-- start --

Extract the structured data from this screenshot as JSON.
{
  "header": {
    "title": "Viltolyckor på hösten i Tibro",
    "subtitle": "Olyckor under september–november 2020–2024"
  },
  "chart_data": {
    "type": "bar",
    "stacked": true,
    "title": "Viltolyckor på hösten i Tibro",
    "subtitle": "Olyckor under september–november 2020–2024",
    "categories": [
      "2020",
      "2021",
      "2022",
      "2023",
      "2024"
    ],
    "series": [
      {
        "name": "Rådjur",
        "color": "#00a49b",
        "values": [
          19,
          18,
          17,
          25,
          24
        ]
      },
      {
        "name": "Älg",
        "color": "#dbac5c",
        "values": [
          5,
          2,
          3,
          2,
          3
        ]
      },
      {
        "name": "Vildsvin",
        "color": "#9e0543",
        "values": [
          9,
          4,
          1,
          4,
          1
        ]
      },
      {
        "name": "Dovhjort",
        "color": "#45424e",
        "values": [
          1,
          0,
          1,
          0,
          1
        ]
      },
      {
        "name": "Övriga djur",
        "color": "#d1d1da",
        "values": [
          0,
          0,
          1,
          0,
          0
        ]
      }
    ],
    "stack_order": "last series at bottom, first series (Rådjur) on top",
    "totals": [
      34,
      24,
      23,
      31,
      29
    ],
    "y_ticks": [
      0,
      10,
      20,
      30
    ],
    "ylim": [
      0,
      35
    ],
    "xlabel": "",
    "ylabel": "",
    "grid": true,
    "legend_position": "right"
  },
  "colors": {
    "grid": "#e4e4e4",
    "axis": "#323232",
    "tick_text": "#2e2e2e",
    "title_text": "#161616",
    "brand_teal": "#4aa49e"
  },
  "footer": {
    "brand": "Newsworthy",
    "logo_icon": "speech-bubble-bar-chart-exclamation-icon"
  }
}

-- end --

What is the number of lines in this material that hold the string "Rådjur"? Answer with that number only.

2